[Layout element annotations]
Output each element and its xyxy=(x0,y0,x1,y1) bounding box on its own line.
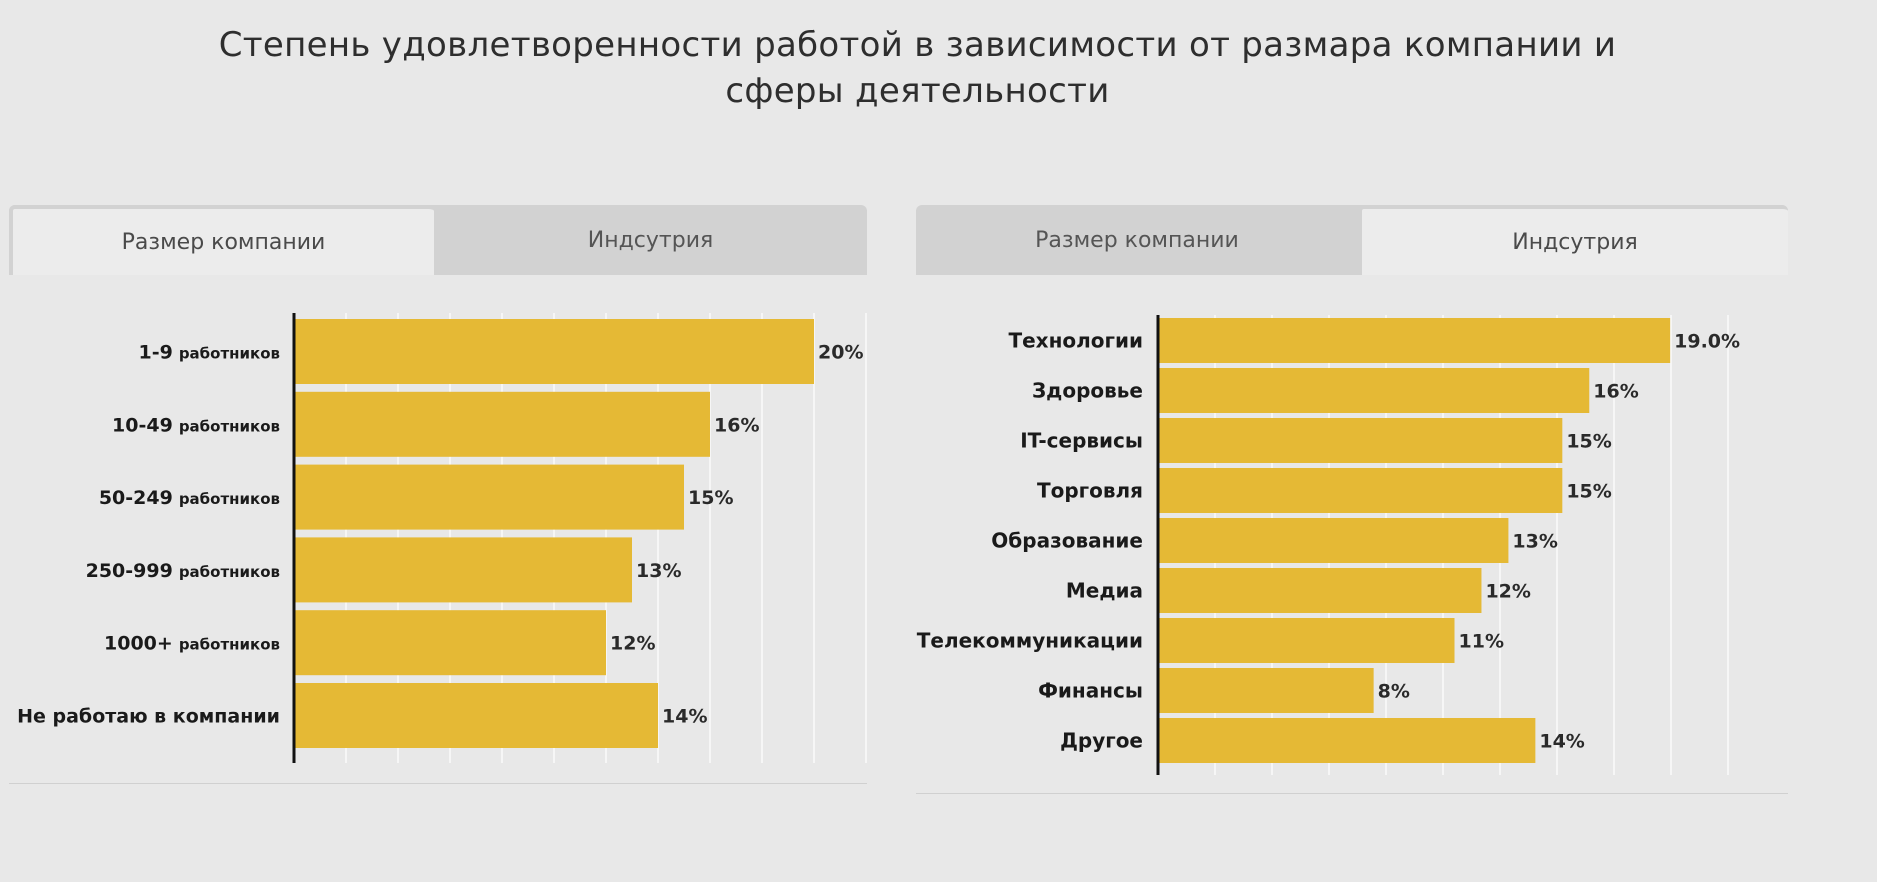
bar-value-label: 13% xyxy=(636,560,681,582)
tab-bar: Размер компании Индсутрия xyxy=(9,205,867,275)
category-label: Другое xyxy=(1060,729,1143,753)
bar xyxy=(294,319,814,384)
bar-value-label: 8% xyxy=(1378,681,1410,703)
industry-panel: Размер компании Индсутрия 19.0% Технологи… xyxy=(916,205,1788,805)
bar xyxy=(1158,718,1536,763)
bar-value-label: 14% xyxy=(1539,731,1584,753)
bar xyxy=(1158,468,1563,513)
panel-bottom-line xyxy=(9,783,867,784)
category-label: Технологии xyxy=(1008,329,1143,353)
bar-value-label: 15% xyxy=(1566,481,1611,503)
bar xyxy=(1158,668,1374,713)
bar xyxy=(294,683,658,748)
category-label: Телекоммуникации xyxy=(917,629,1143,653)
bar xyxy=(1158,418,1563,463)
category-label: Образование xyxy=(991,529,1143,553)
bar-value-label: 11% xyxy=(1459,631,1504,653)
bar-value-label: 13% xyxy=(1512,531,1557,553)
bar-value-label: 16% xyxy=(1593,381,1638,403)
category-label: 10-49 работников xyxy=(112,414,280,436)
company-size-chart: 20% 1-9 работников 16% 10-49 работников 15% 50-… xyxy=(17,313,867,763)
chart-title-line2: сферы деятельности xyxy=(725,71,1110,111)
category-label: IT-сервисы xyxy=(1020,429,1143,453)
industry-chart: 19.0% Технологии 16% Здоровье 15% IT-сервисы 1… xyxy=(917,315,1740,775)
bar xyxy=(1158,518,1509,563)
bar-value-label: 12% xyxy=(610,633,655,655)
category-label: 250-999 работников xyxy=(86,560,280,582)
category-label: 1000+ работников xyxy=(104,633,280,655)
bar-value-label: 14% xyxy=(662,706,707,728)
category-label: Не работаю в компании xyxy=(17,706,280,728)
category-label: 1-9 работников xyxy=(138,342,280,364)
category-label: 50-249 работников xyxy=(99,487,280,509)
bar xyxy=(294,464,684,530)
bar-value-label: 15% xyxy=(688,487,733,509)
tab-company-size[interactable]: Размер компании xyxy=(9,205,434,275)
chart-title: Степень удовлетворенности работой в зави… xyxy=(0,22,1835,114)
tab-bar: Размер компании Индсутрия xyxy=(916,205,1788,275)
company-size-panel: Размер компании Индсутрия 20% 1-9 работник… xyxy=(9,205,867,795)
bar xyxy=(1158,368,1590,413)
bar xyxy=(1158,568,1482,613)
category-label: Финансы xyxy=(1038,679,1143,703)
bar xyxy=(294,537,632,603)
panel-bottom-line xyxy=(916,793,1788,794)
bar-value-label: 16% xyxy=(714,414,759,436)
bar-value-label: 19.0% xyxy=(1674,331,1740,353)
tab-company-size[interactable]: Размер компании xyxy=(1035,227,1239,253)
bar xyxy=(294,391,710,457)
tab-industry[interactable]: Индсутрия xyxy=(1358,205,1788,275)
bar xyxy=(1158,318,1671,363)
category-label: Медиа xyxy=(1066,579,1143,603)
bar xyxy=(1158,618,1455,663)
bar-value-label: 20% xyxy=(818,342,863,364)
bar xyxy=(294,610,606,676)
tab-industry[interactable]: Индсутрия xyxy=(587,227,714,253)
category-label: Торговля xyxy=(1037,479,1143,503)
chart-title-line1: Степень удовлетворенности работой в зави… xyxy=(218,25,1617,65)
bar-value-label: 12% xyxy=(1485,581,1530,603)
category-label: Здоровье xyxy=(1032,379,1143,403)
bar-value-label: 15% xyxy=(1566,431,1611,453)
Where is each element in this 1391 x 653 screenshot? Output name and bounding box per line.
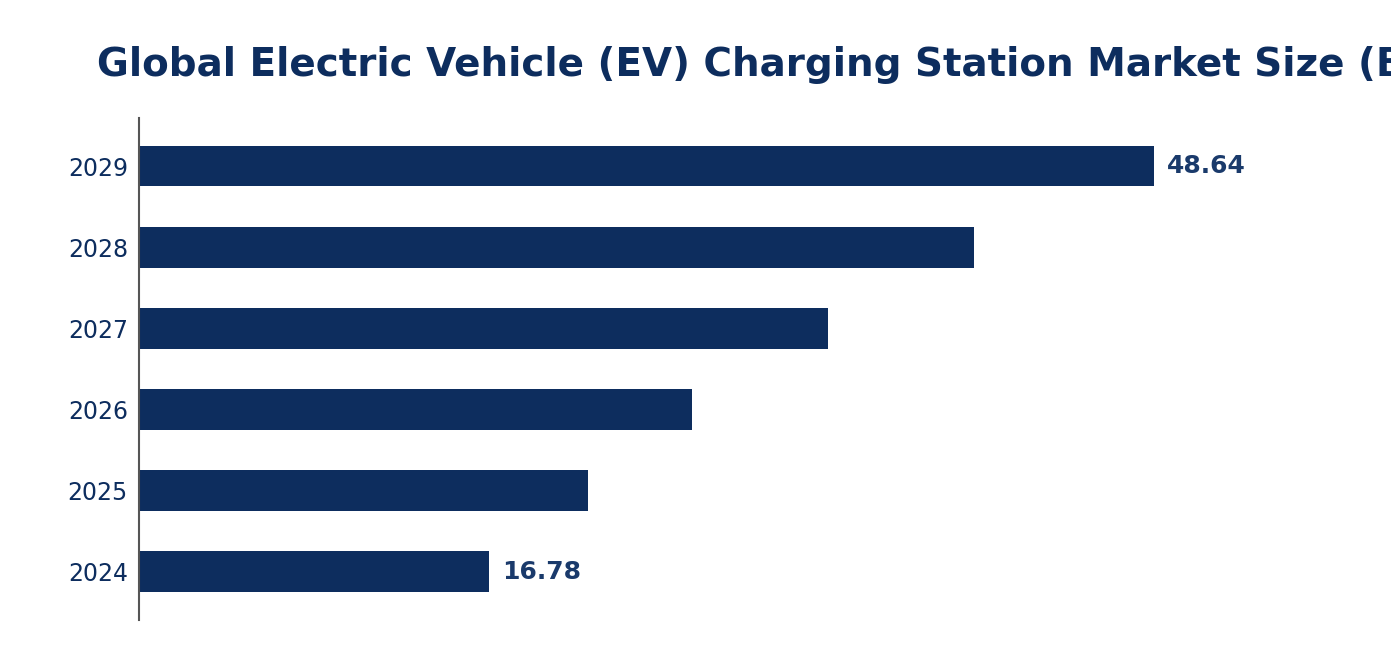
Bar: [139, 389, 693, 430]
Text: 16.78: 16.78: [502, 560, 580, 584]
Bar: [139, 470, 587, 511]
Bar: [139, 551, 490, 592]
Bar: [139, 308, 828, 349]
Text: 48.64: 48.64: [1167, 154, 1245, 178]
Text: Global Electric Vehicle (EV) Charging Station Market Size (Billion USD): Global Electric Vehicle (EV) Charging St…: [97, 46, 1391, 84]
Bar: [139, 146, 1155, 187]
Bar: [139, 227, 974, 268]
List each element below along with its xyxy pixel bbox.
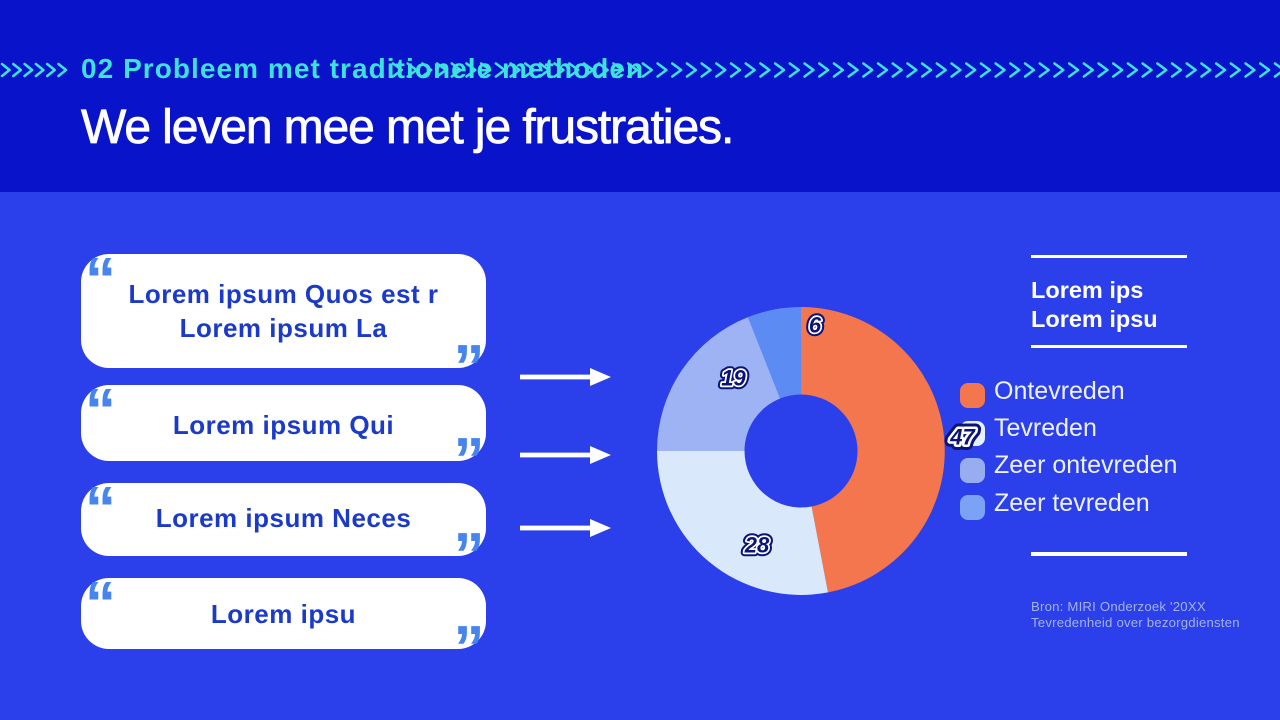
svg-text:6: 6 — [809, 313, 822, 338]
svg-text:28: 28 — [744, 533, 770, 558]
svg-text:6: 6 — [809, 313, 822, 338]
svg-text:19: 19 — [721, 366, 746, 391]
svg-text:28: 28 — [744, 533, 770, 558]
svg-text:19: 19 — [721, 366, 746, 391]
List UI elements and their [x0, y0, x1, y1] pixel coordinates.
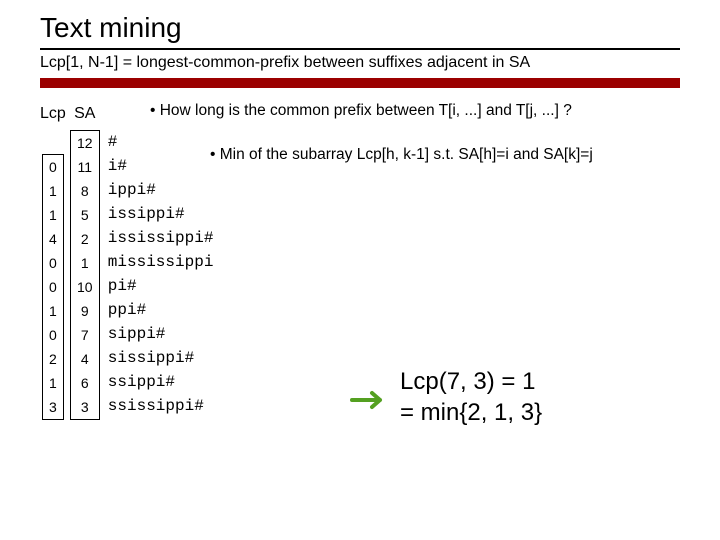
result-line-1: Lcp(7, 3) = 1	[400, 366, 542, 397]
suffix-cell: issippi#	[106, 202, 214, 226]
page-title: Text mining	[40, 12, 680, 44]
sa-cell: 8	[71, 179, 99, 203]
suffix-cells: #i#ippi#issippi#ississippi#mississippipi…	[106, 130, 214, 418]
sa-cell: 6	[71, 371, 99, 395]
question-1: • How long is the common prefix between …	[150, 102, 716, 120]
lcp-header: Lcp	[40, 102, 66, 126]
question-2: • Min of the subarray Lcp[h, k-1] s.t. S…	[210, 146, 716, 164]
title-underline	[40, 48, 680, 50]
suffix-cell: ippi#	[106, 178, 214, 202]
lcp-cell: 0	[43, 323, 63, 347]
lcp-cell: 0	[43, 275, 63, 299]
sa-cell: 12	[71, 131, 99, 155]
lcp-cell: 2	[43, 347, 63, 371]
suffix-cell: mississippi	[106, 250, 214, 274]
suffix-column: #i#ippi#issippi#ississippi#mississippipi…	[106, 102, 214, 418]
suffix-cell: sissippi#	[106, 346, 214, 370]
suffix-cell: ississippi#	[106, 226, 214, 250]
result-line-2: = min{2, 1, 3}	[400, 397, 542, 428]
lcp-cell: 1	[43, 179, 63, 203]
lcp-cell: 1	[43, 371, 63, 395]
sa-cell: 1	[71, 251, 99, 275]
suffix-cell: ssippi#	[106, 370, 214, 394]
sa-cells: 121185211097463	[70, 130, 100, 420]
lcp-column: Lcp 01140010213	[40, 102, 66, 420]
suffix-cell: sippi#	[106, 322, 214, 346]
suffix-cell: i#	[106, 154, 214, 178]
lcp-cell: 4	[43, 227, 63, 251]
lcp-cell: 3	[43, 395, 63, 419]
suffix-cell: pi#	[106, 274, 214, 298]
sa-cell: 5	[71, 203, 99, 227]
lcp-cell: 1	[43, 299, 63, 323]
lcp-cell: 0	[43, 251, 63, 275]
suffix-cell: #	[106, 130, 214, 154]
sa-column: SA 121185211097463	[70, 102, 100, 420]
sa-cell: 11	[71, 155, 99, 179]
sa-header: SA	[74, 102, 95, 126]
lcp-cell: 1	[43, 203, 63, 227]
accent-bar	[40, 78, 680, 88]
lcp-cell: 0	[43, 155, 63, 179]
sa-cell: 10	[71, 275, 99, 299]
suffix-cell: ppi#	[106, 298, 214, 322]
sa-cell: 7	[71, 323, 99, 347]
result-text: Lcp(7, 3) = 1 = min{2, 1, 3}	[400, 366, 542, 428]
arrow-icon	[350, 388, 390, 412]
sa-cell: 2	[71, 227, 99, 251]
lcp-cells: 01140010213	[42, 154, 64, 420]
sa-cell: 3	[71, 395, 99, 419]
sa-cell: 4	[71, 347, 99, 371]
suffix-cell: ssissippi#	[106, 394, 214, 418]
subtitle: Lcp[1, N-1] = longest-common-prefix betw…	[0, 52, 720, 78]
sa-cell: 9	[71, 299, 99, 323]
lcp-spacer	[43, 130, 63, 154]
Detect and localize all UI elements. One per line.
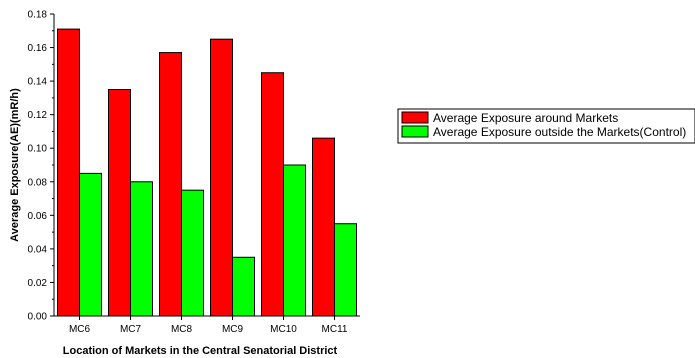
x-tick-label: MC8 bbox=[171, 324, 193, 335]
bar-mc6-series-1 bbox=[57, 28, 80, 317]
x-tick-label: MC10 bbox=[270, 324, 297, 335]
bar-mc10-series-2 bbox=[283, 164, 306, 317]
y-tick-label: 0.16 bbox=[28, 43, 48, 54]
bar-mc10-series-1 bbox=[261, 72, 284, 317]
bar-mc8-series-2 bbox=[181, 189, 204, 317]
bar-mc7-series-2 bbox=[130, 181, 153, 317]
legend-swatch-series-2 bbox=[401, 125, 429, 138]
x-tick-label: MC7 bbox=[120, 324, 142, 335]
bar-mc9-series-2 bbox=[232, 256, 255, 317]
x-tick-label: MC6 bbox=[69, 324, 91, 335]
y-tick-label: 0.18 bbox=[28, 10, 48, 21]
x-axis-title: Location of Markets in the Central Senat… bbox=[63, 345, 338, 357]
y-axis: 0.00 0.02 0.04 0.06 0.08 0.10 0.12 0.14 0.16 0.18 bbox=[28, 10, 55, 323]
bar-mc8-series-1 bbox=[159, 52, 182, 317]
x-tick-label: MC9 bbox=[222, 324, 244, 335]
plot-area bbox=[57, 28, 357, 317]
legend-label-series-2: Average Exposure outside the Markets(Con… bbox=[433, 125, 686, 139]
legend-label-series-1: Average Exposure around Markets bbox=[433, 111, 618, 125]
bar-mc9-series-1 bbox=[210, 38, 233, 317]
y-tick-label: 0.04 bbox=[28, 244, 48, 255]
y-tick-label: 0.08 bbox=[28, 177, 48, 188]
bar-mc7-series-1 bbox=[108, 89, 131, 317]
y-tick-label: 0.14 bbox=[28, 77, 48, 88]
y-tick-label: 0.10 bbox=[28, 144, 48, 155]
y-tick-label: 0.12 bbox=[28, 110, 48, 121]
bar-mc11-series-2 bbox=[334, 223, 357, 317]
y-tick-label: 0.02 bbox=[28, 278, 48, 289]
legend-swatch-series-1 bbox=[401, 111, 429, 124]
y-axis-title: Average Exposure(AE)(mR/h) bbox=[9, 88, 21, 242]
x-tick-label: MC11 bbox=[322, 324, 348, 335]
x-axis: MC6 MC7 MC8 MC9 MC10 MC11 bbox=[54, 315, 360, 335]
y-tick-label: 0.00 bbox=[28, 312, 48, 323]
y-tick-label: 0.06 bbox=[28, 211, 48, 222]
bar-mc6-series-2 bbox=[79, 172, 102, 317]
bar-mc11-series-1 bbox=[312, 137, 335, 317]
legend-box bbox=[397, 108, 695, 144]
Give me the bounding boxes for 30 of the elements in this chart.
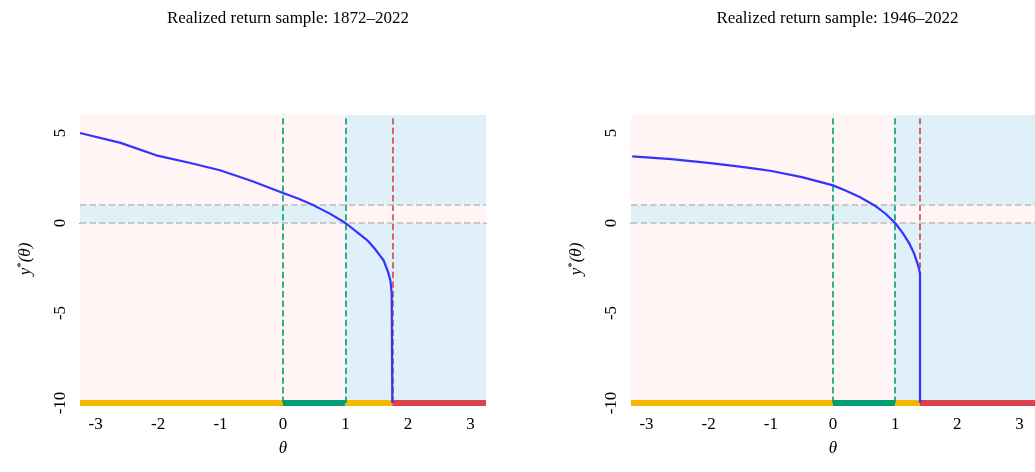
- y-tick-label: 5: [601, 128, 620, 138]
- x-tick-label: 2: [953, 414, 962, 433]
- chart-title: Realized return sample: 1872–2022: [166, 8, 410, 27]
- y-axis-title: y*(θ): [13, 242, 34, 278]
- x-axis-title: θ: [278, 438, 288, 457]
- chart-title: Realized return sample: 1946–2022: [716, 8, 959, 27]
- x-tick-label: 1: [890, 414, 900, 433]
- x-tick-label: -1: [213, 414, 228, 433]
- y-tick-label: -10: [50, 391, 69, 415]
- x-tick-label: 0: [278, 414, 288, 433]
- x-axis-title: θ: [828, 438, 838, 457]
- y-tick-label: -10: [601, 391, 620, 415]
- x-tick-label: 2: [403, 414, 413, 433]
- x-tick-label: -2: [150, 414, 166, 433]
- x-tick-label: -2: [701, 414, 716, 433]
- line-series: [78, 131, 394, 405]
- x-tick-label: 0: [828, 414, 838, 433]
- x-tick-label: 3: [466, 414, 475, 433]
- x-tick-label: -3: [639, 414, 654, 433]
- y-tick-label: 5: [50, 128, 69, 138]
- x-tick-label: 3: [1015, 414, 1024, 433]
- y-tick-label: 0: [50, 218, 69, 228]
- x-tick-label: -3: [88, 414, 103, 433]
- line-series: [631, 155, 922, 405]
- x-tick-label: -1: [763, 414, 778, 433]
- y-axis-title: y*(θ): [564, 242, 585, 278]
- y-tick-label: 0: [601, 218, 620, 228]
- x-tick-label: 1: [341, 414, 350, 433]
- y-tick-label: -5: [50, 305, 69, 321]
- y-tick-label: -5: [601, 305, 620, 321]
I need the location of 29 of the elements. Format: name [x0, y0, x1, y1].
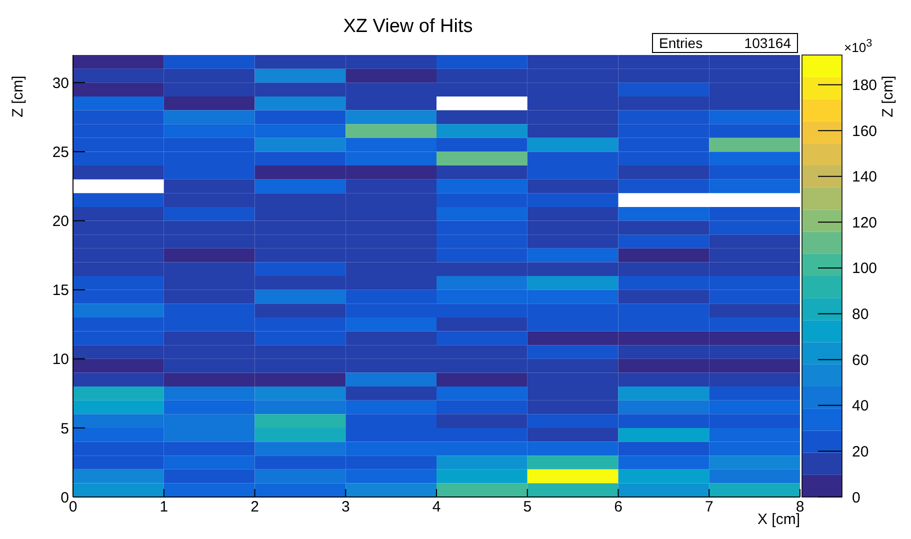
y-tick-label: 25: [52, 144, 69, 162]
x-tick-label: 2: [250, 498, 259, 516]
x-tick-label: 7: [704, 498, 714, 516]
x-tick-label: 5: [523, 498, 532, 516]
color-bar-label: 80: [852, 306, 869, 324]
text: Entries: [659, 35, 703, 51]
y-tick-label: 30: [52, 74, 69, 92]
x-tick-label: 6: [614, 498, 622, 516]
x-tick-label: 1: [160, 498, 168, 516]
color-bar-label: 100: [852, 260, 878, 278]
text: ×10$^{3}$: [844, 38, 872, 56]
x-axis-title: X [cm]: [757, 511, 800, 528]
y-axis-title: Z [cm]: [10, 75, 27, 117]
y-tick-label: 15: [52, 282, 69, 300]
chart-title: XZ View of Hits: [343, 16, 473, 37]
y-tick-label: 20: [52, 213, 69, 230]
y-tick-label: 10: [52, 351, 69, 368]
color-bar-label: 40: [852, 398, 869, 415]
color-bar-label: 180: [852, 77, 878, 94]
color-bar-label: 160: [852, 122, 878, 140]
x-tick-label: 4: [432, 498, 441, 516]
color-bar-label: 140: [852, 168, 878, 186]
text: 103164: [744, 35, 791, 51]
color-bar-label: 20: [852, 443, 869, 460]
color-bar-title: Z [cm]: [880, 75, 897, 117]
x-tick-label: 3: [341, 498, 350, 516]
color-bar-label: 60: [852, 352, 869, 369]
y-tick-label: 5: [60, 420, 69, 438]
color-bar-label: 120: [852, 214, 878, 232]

What is expected:
Reproduce the lines of the material above without any change, beginning with the line that contains "y-tick-label: 25: [52, 144, 69, 162]" and continuing through the line that contains "color-bar-title: Z [cm]: [880, 75, 897, 117]".

Final answer:
y-tick-label: 25: [52, 144, 69, 162]
x-tick-label: 2: [250, 498, 259, 516]
x-tick-label: 7: [704, 498, 714, 516]
x-tick-label: 5: [523, 498, 532, 516]
color-bar-label: 80: [852, 306, 869, 324]
text: Entries: [659, 35, 703, 51]
y-tick-label: 30: [52, 74, 69, 92]
x-tick-label: 6: [614, 498, 622, 516]
x-tick-label: 1: [160, 498, 168, 516]
color-bar-label: 100: [852, 260, 878, 278]
text: ×10$^{3}$: [844, 38, 872, 56]
x-axis-title: X [cm]: [757, 511, 800, 528]
y-axis-title: Z [cm]: [10, 75, 27, 117]
y-tick-label: 15: [52, 282, 69, 300]
chart-title: XZ View of Hits: [343, 16, 473, 37]
y-tick-label: 20: [52, 213, 69, 230]
y-tick-label: 10: [52, 351, 69, 368]
color-bar-label: 40: [852, 398, 869, 415]
color-bar-label: 180: [852, 77, 878, 94]
color-bar-label: 160: [852, 122, 878, 140]
x-tick-label: 4: [432, 498, 441, 516]
color-bar-label: 140: [852, 168, 878, 186]
text: 103164: [744, 35, 791, 51]
color-bar-label: 20: [852, 443, 869, 460]
color-bar-title: Z [cm]: [880, 75, 897, 117]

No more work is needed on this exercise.